(Saved entries)

+ + + + +

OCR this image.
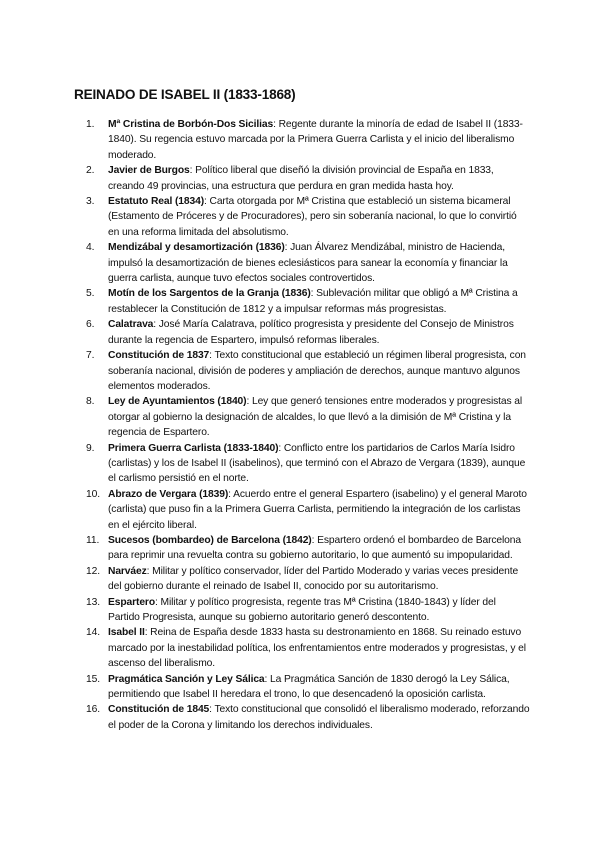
REINADO DE ISABEL II (1833-1868)
1.	Mª Cristina de Borbón-Dos Sicilias: Regente durante la minoría de edad de Isabel II (1833-1840). Su regencia estuvo marcada por la Primera Guerra Carlista y el inicio del liberalismo moderado.
2.	Javier de Burgos: Político liberal que diseñó la división provincial de España en 1833, creando 49 provincias, una estructura que perdura en gran medida hasta hoy.
3.	Estatuto Real (1834): Carta otorgada por Mª Cristina que estableció un sistema bicameral (Estamento de Próceres y de Procuradores), pero sin soberanía nacional, lo que lo convirtió en una reforma limitada del absolutismo.
4.	Mendizábal y desamortización (1836): Juan Álvarez Mendizábal, ministro de Hacienda, impulsó la desamortización de bienes eclesiásticos para sanear la economía y financiar la guerra carlista, aunque tuvo efectos sociales controvertidos.
5.	Motín de los Sargentos de la Granja (1836): Sublevación militar que obligó a Mª Cristina a restablecer la Constitución de 1812 y a impulsar reformas más progresistas.
6.	Calatrava: José María Calatrava, político progresista y presidente del Consejo de Ministros durante la regencia de Espartero, impulsó reformas liberales.
7.	Constitución de 1837: Texto constitucional que estableció un régimen liberal progresista, con soberanía nacional, división de poderes y ampliación de derechos, aunque mantuvo algunos elementos moderados.
8.	Ley de Ayuntamientos (1840): Ley que generó tensiones entre moderados y progresistas al otorgar al gobierno la designación de alcaldes, lo que llevó a la dimisión de Mª Cristina y la regencia de Espartero.
9.	Primera Guerra Carlista (1833-1840): Conflicto entre los partidarios de Carlos María Isidro (carlistas) y los de Isabel II (isabelinos), que terminó con el Abrazo de Vergara (1839), aunque el carlismo persistió en el norte.
10. Abrazo de Vergara (1839): Acuerdo entre el general Espartero (isabelino) y el general Maroto (carlista) que puso fin a la Primera Guerra Carlista, permitiendo la integración de los carlistas en el ejército liberal.
11. Sucesos (bombardeo) de Barcelona (1842): Espartero ordenó el bombardeo de Barcelona para reprimir una revuelta contra su gobierno autoritario, lo que aumentó su impopularidad.
12. Narváez: Militar y político conservador, líder del Partido Moderado y varias veces presidente del gobierno durante el reinado de Isabel II, conocido por su autoritarismo.
13. Espartero: Militar y político progresista, regente tras Mª Cristina (1840-1843) y líder del Partido Progresista, aunque su gobierno autoritario generó descontento.
14. Isabel II: Reina de España desde 1833 hasta su destronamiento en 1868. Su reinado estuvo marcado por la inestabilidad política, los enfrentamientos entre moderados y progresistas, y el ascenso del liberalismo.
15. Pragmática Sanción y Ley Sálica: La Pragmática Sanción de 1830 derogó la Ley Sálica, permitiendo que Isabel II heredara el trono, lo que desencadenó la oposición carlista.
16. Constitución de 1845: Texto constitucional que consolidó el liberalismo moderado, reforzando el poder de la Corona y limitando los derechos individuales.
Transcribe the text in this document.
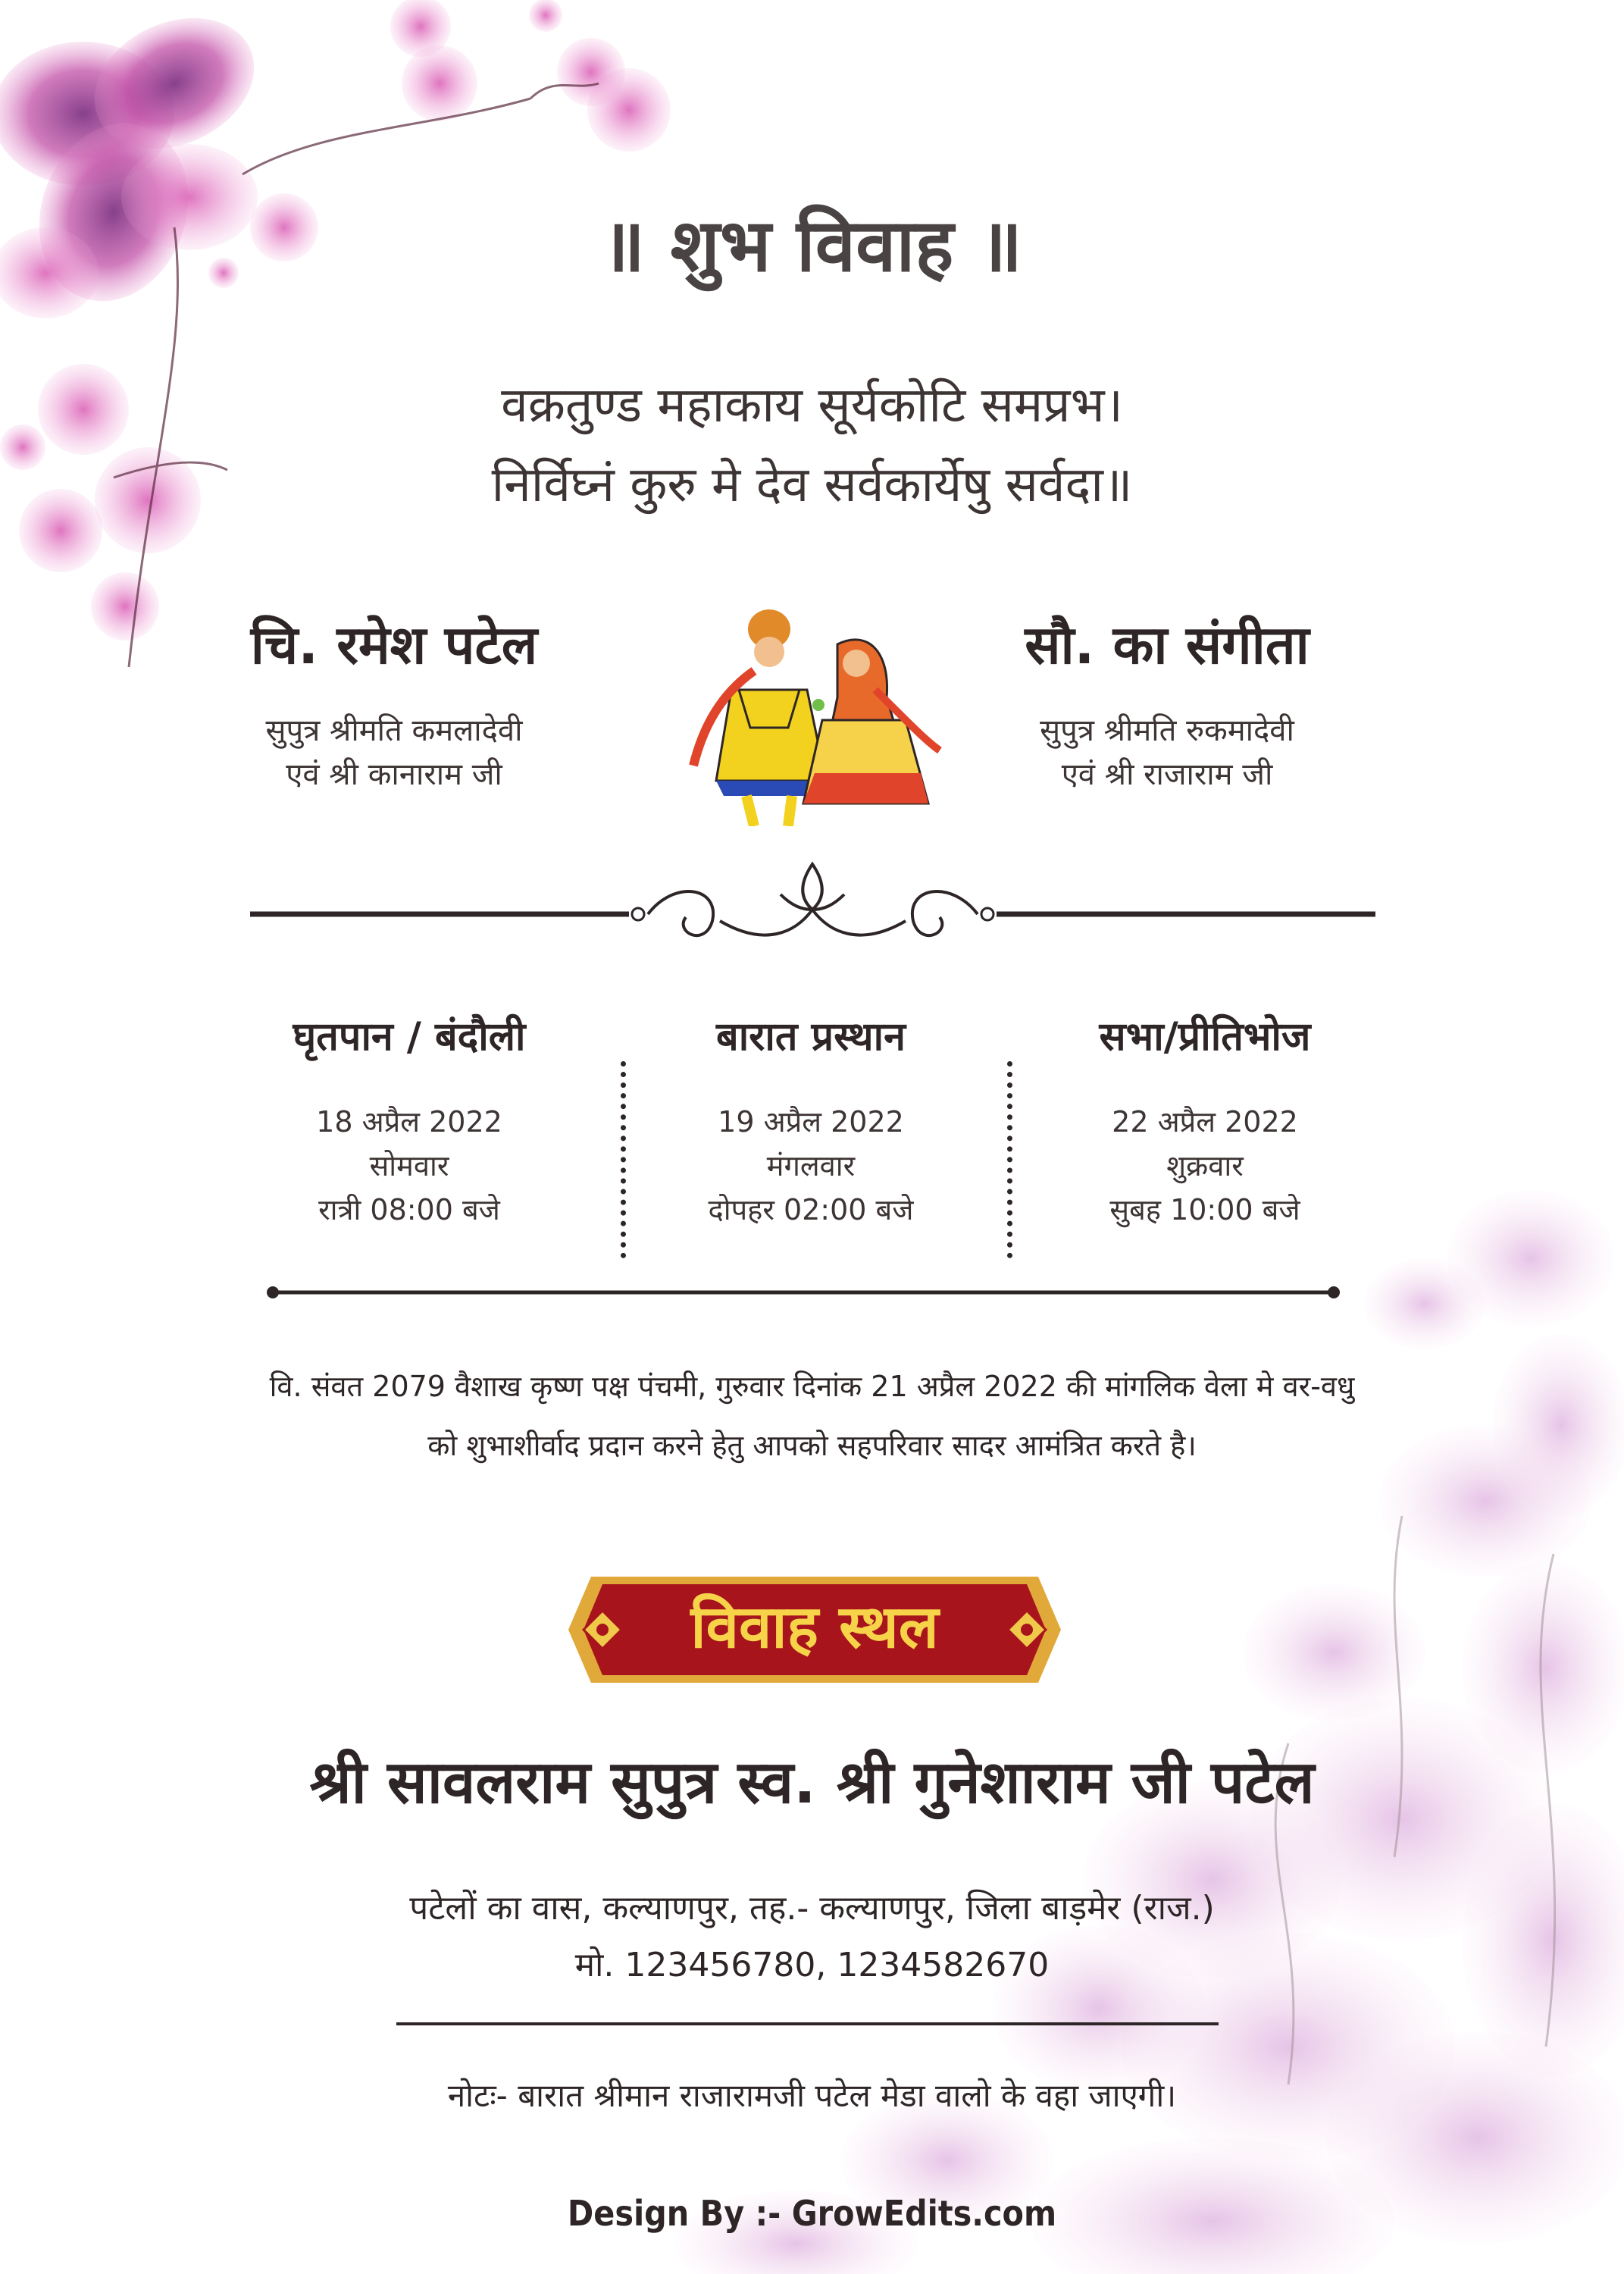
॥ शुभ विवाह ॥
वक्रतुण्ड महाकाय सूर्यकोटि समप्रभ।
निर्विघ्नं कुरु मे देव सर्वकार्येषु सर्वदा॥
चि. रमेश पटेल
सुपुत्र श्रीमति कमलादेवी
एवं श्री कानाराम जी
सौ. का संगीता
सुपुत्र श्रीमति रुकमादेवी
एवं श्री राजाराम जी
घृतपान / बंदौली
18 अप्रैल 2022
सोमवार
रात्री 08:00 बजे
बारात प्रस्थान
19 अप्रैल 2022
मंगलवार
दोपहर 02:00 बजे
सभा/प्रीतिभोज
22 अप्रैल 2022
शुक्रवार
सुबह 10:00 बजे
वि. संवत 2079 वैशाख कृष्ण पक्ष पंचमी, गुरुवार दिनांक 21 अप्रैल 2022 की मांगलिक वेला मे वर-वधु
को शुभाशीर्वाद प्रदान करने हेतु आपको सहपरिवार सादर आमंत्रित करते है।
विवाह स्थल
श्री सावलराम सुपुत्र स्व. श्री गुनेशाराम जी पटेल
पटेलों का वास, कल्याणपुर, तह.- कल्याणपुर, जिला बाड़मेर (राज.)
मो. 123456780, 1234582670
नोटः- बारात श्रीमान राजारामजी पटेल मेडा वालो के वहा जाएगी।
Design By :- GrowEdits.com
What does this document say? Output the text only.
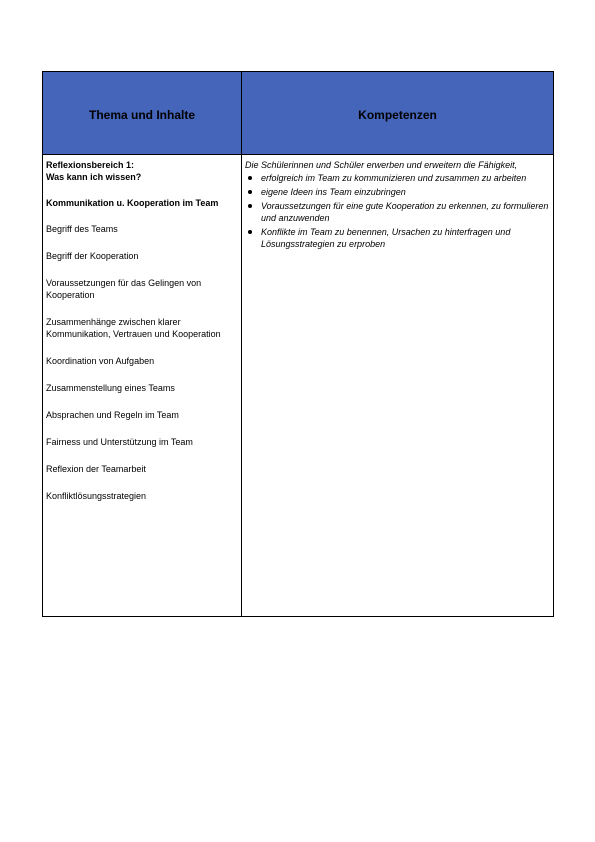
Thema und Inhalte	Kompetenzen

Reflexionsbereich 1:
Was kann ich wissen?

Kommunikation u. Kooperation im Team

Begriff des Teams

Begriff der Kooperation

Voraussetzungen für das Gelingen von Kooperation

Zusammenhänge zwischen klarer Kommunikation, Vertrauen und Kooperation

Koordination von Aufgaben

Zusammenstellung eines Teams

Absprachen und Regeln im Team

Fairness und Unterstützung im Team

Reflexion der Teamarbeit

Konfliktlösungsstrategien

Die Schülerinnen und Schüler erwerben und erweitern die Fähigkeit,

erfolgreich im Team zu kommunizieren und zusammen zu arbeiten
eigene Ideen ins Team einzubringen
Voraussetzungen für eine gute Kooperation zu erkennen, zu formulieren und anzuwenden
Konflikte im Team zu benennen, Ursachen zu hinterfragen und Lösungsstrategien zu erproben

+ + + + +

§ **Do this**
Write out the listing above exactly as it stands, pictures excluded.

§ **Finished exercise**
OCR this image.
REINADO DE ISABEL II (1833-1868)
1.	Mª Cristina de Borbón-Dos Sicilias: Regente durante la minoría de edad de Isabel II (1833-1840). Su regencia estuvo marcada por la Primera Guerra Carlista y el inicio del liberalismo moderado.
2.	Javier de Burgos: Político liberal que diseñó la división provincial de España en 1833, creando 49 provincias, una estructura que perdura en gran medida hasta hoy.
3.	Estatuto Real (1834): Carta otorgada por Mª Cristina que estableció un sistema bicameral (Estamento de Próceres y de Procuradores), pero sin soberanía nacional, lo que lo convirtió en una reforma limitada del absolutismo.
4.	Mendizábal y desamortización (1836): Juan Álvarez Mendizábal, ministro de Hacienda, impulsó la desamortización de bienes eclesiásticos para sanear la economía y financiar la guerra carlista, aunque tuvo efectos sociales controvertidos.
5.	Motín de los Sargentos de la Granja (1836): Sublevación militar que obligó a Mª Cristina a restablecer la Constitución de 1812 y a impulsar reformas más progresistas.
6.	Calatrava: José María Calatrava, político progresista y presidente del Consejo de Ministros durante la regencia de Espartero, impulsó reformas liberales.
7.	Constitución de 1837: Texto constitucional que estableció un régimen liberal progresista, con soberanía nacional, división de poderes y ampliación de derechos, aunque mantuvo algunos elementos moderados.
8.	Ley de Ayuntamientos (1840): Ley que generó tensiones entre moderados y progresistas al otorgar al gobierno la designación de alcaldes, lo que llevó a la dimisión de Mª Cristina y la regencia de Espartero.
9.	Primera Guerra Carlista (1833-1840): Conflicto entre los partidarios de Carlos María Isidro (carlistas) y los de Isabel II (isabelinos), que terminó con el Abrazo de Vergara (1839), aunque el carlismo persistió en el norte.
10. Abrazo de Vergara (1839): Acuerdo entre el general Espartero (isabelino) y el general Maroto (carlista) que puso fin a la Primera Guerra Carlista, permitiendo la integración de los carlistas en el ejército liberal.
11. Sucesos (bombardeo) de Barcelona (1842): Espartero ordenó el bombardeo de Barcelona para reprimir una revuelta contra su gobierno autoritario, lo que aumentó su impopularidad.
12. Narváez: Militar y político conservador, líder del Partido Moderado y varias veces presidente del gobierno durante el reinado de Isabel II, conocido por su autoritarismo.
13. Espartero: Militar y político progresista, regente tras Mª Cristina (1840-1843) y líder del Partido Progresista, aunque su gobierno autoritario generó descontento.
14. Isabel II: Reina de España desde 1833 hasta su destronamiento en 1868. Su reinado estuvo marcado por la inestabilidad política, los enfrentamientos entre moderados y progresistas, y el ascenso del liberalismo.
15. Pragmática Sanción y Ley Sálica: La Pragmática Sanción de 1830 derogó la Ley Sálica, permitiendo que Isabel II heredara el trono, lo que desencadenó la oposición carlista.
16. Constitución de 1845: Texto constitucional que consolidó el liberalismo moderado, reforzando el poder de la Corona y limitando los derechos individuales.
Transcribe the text in this document.
॥ शुभ विवाह ॥
वक्रतुण्ड महाकाय सूर्यकोटि समप्रभ।
निर्विघ्नं कुरु मे देव सर्वकार्येषु सर्वदा॥
चि. रमेश पटेल
सुपुत्र श्रीमति कमलादेवी
एवं श्री कानाराम जी
सौ. का संगीता
सुपुत्र श्रीमति रुकमादेवी
एवं श्री राजाराम जी
घृतपान / बंदौली
18 अप्रैल 2022
सोमवार
रात्री 08:00 बजे
बारात प्रस्थान
19 अप्रैल 2022
मंगलवार
दोपहर 02:00 बजे
सभा/प्रीतिभोज
22 अप्रैल 2022
शुक्रवार
सुबह 10:00 बजे
वि. संवत 2079 वैशाख कृष्ण पक्ष पंचमी, गुरुवार दिनांक 21 अप्रैल 2022 की मांगलिक वेला मे वर-वधु
को शुभाशीर्वाद प्रदान करने हेतु आपको सहपरिवार सादर आमंत्रित करते है।
विवाह स्थल
श्री सावलराम सुपुत्र स्व. श्री गुनेशाराम जी पटेल
पटेलों का वास, कल्याणपुर, तह.- कल्याणपुर, जिला बाड़मेर (राज.)
मो. 123456780, 1234582670
नोटः- बारात श्रीमान राजारामजी पटेल मेडा वालो के वहा जाएगी।
Design By :- GrowEdits.com
What does this document say? Output the text only.
Thema und Inhalte	Kompetenzen

Reflexionsbereich 1:
Was kann ich wissen?

Kommunikation u. Kooperation im Team

Begriff des Teams

Begriff der Kooperation

Voraussetzungen für das Gelingen von Kooperation

Zusammenhänge zwischen klarer Kommunikation, Vertrauen und Kooperation

Koordination von Aufgaben

Zusammenstellung eines Teams

Absprachen und Regeln im Team

Fairness und Unterstützung im Team

Reflexion der Teamarbeit

Konfliktlösungsstrategien

Die Schülerinnen und Schüler erwerben und erweitern die Fähigkeit,

erfolgreich im Team zu kommunizieren und zusammen zu arbeiten
eigene Ideen ins Team einzubringen
Voraussetzungen für eine gute Kooperation zu erkennen, zu formulieren und anzuwenden
Konflikte im Team zu benennen, Ursachen zu hinterfragen und Lösungsstrategien zu erproben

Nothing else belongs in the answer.